GIVEN TASK ->
All the data must come back unchanged, except that pictures are left out.

Dataset items
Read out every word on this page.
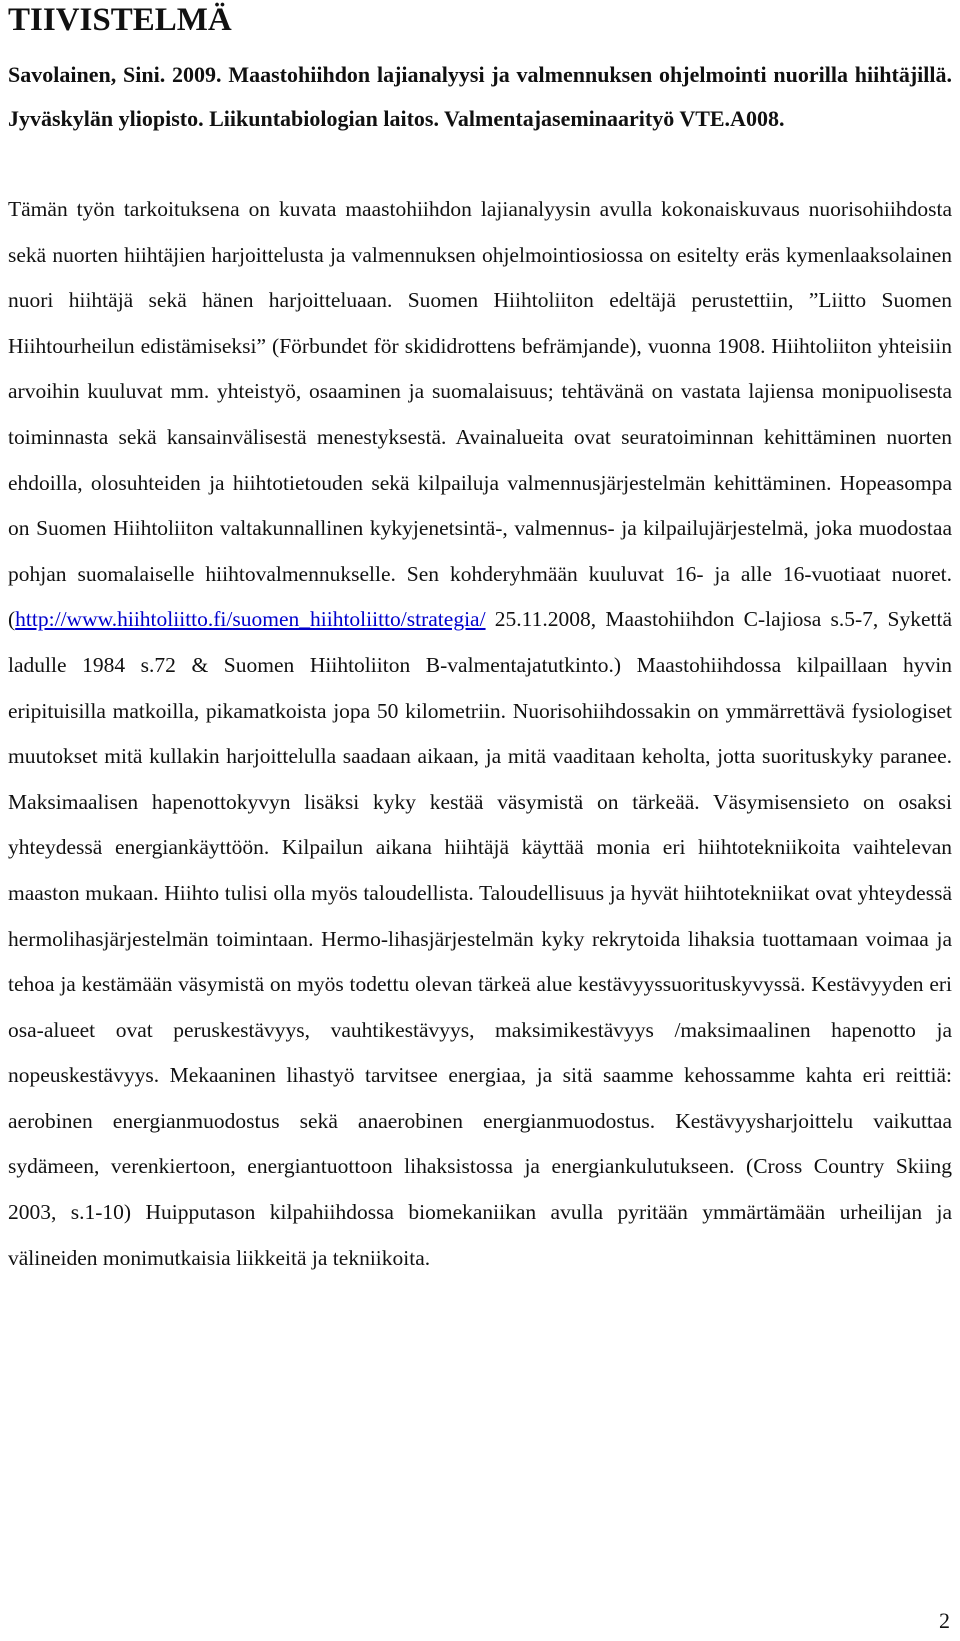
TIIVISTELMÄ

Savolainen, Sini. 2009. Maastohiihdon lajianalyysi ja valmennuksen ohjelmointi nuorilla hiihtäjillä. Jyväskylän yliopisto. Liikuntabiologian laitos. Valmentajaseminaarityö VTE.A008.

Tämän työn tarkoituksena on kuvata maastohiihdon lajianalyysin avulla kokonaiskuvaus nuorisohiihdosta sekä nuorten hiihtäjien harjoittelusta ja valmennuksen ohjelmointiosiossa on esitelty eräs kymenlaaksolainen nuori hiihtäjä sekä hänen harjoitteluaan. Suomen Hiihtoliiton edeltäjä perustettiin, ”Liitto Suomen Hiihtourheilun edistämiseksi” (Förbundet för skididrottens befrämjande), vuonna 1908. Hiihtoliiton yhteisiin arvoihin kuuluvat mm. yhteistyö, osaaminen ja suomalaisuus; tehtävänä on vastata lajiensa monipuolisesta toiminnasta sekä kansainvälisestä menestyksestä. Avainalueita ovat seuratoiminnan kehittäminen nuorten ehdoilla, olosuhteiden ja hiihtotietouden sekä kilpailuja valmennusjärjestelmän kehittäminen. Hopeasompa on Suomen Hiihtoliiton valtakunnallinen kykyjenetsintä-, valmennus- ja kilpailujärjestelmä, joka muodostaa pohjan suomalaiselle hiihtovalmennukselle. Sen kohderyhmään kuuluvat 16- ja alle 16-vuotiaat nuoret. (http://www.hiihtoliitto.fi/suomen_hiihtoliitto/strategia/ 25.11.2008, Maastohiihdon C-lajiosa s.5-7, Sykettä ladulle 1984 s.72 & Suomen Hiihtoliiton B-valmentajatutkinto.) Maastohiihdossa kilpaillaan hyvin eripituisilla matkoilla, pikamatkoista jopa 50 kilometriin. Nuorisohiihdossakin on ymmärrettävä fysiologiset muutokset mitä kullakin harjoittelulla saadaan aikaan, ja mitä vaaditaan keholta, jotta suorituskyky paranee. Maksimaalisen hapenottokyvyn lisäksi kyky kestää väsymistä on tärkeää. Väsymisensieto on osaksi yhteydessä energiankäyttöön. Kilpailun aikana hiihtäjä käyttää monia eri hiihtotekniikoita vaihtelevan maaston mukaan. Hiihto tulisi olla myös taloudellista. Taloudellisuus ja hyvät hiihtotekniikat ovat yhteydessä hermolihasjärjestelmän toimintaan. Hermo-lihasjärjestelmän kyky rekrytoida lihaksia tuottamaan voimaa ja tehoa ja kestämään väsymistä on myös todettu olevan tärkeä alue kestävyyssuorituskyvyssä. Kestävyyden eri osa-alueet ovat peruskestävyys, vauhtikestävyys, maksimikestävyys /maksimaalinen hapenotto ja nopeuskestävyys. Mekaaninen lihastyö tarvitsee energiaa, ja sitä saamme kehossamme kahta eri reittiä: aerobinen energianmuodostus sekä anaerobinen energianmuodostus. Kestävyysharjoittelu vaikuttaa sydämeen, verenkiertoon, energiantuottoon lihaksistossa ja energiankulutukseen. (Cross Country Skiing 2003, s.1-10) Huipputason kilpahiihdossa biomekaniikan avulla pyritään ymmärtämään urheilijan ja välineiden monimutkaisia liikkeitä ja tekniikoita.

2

TASK RESPONSE ->
Read out every word on this page.
TIIVISTELMÄ

Savolainen, Sini. 2009. Maastohiihdon lajianalyysi ja valmennuksen ohjelmointi nuorilla hiihtäjillä. Jyväskylän yliopisto. Liikuntabiologian laitos. Valmentajaseminaarityö VTE.A008.

Tämän työn tarkoituksena on kuvata maastohiihdon lajianalyysin avulla kokonaiskuvaus nuorisohiihdosta sekä nuorten hiihtäjien harjoittelusta ja valmennuksen ohjelmointiosiossa on esitelty eräs kymenlaaksolainen nuori hiihtäjä sekä hänen harjoitteluaan. Suomen Hiihtoliiton edeltäjä perustettiin, ”Liitto Suomen Hiihtourheilun edistämiseksi” (Förbundet för skididrottens befrämjande), vuonna 1908. Hiihtoliiton yhteisiin arvoihin kuuluvat mm. yhteistyö, osaaminen ja suomalaisuus; tehtävänä on vastata lajiensa monipuolisesta toiminnasta sekä kansainvälisestä menestyksestä. Avainalueita ovat seuratoiminnan kehittäminen nuorten ehdoilla, olosuhteiden ja hiihtotietouden sekä kilpailuja valmennusjärjestelmän kehittäminen. Hopeasompa on Suomen Hiihtoliiton valtakunnallinen kykyjenetsintä-, valmennus- ja kilpailujärjestelmä, joka muodostaa pohjan suomalaiselle hiihtovalmennukselle. Sen kohderyhmään kuuluvat 16- ja alle 16-vuotiaat nuoret. (http://www.hiihtoliitto.fi/suomen_hiihtoliitto/strategia/ 25.11.2008, Maastohiihdon C-lajiosa s.5-7, Sykettä ladulle 1984 s.72 & Suomen Hiihtoliiton B-valmentajatutkinto.) Maastohiihdossa kilpaillaan hyvin eripituisilla matkoilla, pikamatkoista jopa 50 kilometriin. Nuorisohiihdossakin on ymmärrettävä fysiologiset muutokset mitä kullakin harjoittelulla saadaan aikaan, ja mitä vaaditaan keholta, jotta suorituskyky paranee. Maksimaalisen hapenottokyvyn lisäksi kyky kestää väsymistä on tärkeää. Väsymisensieto on osaksi yhteydessä energiankäyttöön. Kilpailun aikana hiihtäjä käyttää monia eri hiihtotekniikoita vaihtelevan maaston mukaan. Hiihto tulisi olla myös taloudellista. Taloudellisuus ja hyvät hiihtotekniikat ovat yhteydessä hermolihasjärjestelmän toimintaan. Hermo-lihasjärjestelmän kyky rekrytoida lihaksia tuottamaan voimaa ja tehoa ja kestämään väsymistä on myös todettu olevan tärkeä alue kestävyyssuorituskyvyssä. Kestävyyden eri osa-alueet ovat peruskestävyys, vauhtikestävyys, maksimikestävyys /maksimaalinen hapenotto ja nopeuskestävyys. Mekaaninen lihastyö tarvitsee energiaa, ja sitä saamme kehossamme kahta eri reittiä: aerobinen energianmuodostus sekä anaerobinen energianmuodostus. Kestävyysharjoittelu vaikuttaa sydämeen, verenkiertoon, energiantuottoon lihaksistossa ja energiankulutukseen. (Cross Country Skiing 2003, s.1-10) Huipputason kilpahiihdossa biomekaniikan avulla pyritään ymmärtämään urheilijan ja välineiden monimutkaisia liikkeitä ja tekniikoita.

2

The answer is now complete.